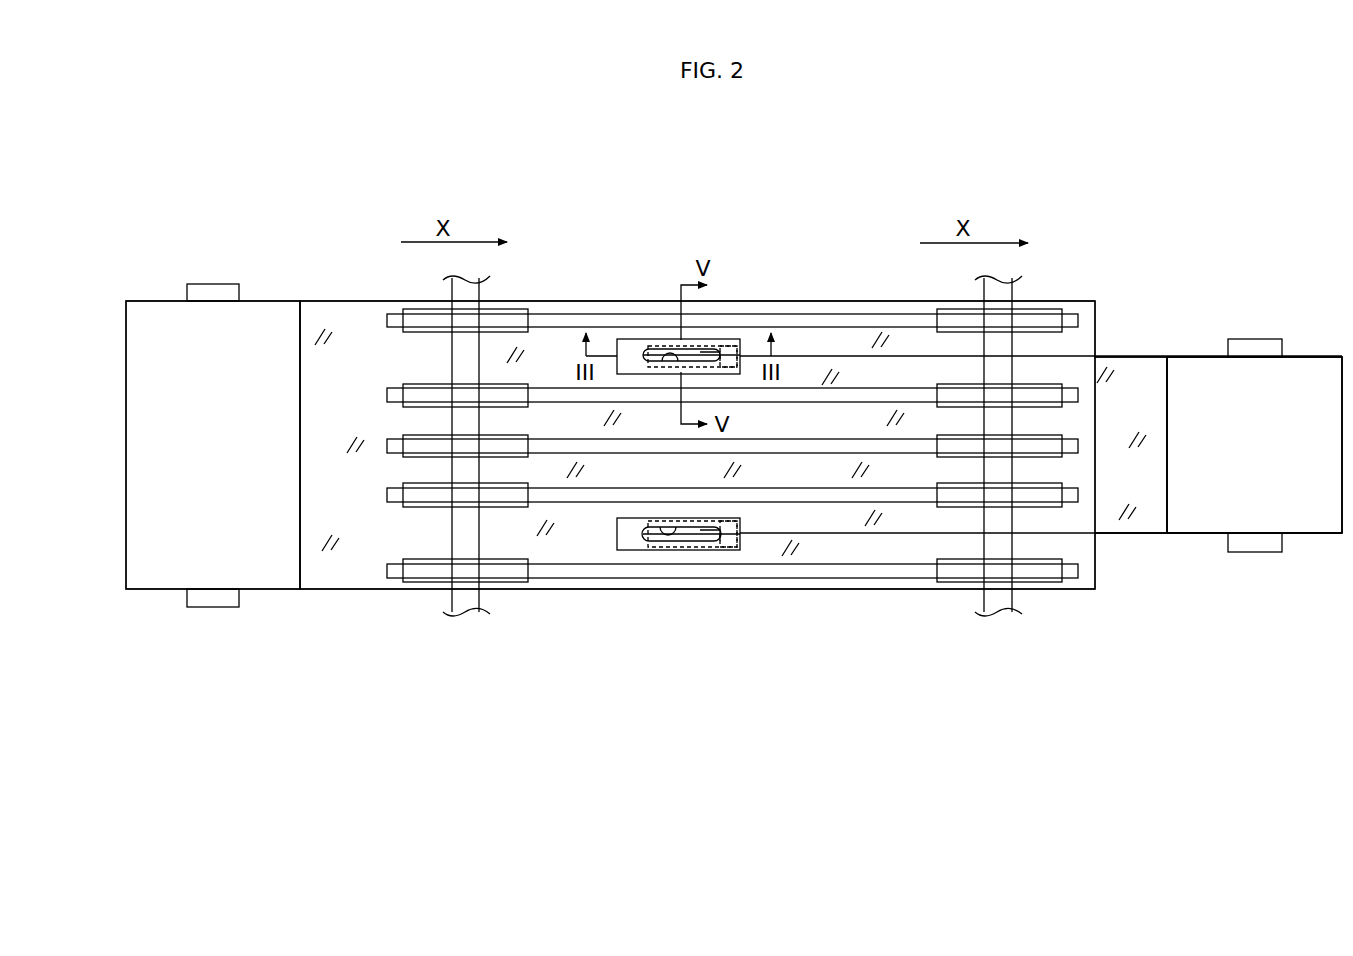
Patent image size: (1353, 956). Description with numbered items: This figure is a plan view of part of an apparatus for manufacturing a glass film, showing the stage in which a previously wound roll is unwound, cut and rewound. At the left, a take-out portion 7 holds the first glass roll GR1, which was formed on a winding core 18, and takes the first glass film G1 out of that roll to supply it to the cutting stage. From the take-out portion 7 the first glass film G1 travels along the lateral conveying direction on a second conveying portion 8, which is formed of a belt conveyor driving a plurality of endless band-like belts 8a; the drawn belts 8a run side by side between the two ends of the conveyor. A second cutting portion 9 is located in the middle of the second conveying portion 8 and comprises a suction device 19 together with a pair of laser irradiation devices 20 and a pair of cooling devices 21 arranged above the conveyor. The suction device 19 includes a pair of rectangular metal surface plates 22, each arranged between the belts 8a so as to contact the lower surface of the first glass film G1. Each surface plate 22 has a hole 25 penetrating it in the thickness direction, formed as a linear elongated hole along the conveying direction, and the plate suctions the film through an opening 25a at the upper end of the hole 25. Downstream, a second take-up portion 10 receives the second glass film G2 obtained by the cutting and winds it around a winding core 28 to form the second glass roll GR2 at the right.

The take-out portion 7 is at (162, 270).
The winding core 18 is at (213, 284).
The winding core 28 is at (1255, 339).
The second conveying portion 8 is at (420, 600).
The belt 8a is at (535, 312).
The second cutting portion 9 is at (646, 337).
The second take-up portion 10 is at (1216, 560).
The suction device 19 is at (722, 346).
The laser irradiation device 20 is at (712, 347).
The cooling device 21 is at (738, 350).
The surface plate 22 is at (617, 345).
The hole 25 is at (663, 350).
The opening 25a is at (668, 362).
The first glass film G1 is at (340, 589).
The second glass film G2 is at (1136, 533).
The first glass roll GR1 is at (150, 560).
The second glass roll GR2 is at (1318, 518).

----------------

# Exercise prompt
Quote the entries above word for word, covering the stretch from the very start through the line that contains "The laser irradiation". Leave the pictures out of your answer.

# Reply to the exercise
Patent image size: (1353, 956). Description with numbered items: This figure is a plan view of part of an apparatus for manufacturing a glass film, showing the stage in which a previously wound roll is unwound, cut and rewound. At the left, a take-out portion 7 holds the first glass roll GR1, which was formed on a winding core 18, and takes the first glass film G1 out of that roll to supply it to the cutting stage. From the take-out portion 7 the first glass film G1 travels along the lateral conveying direction on a second conveying portion 8, which is formed of a belt conveyor driving a plurality of endless band-like belts 8a; the drawn belts 8a run side by side between the two ends of the conveyor. A second cutting portion 9 is located in the middle of the second conveying portion 8 and comprises a suction device 19 together with a pair of laser irradiation devices 20 and a pair of cooling devices 21 arranged above the conveyor. The suction device 19 includes a pair of rectangular metal surface plates 22, each arranged between the belts 8a so as to contact the lower surface of the first glass film G1. Each surface plate 22 has a hole 25 penetrating it in the thickness direction, formed as a linear elongated hole along the conveying direction, and the plate suctions the film through an opening 25a at the upper end of the hole 25. Downstream, a second take-up portion 10 receives the second glass film G2 obtained by the cutting and winds it around a winding core 28 to form the second glass roll GR2 at the right.

The take-out portion 7 is at (162, 270).
The winding core 18 is at (213, 284).
The winding core 28 is at (1255, 339).
The second conveying portion 8 is at (420, 600).
The belt 8a is at (535, 312).
The second cutting portion 9 is at (646, 337).
The second take-up portion 10 is at (1216, 560).
The suction device 19 is at (722, 346).
The laser irradiation device 20 is at (712, 347).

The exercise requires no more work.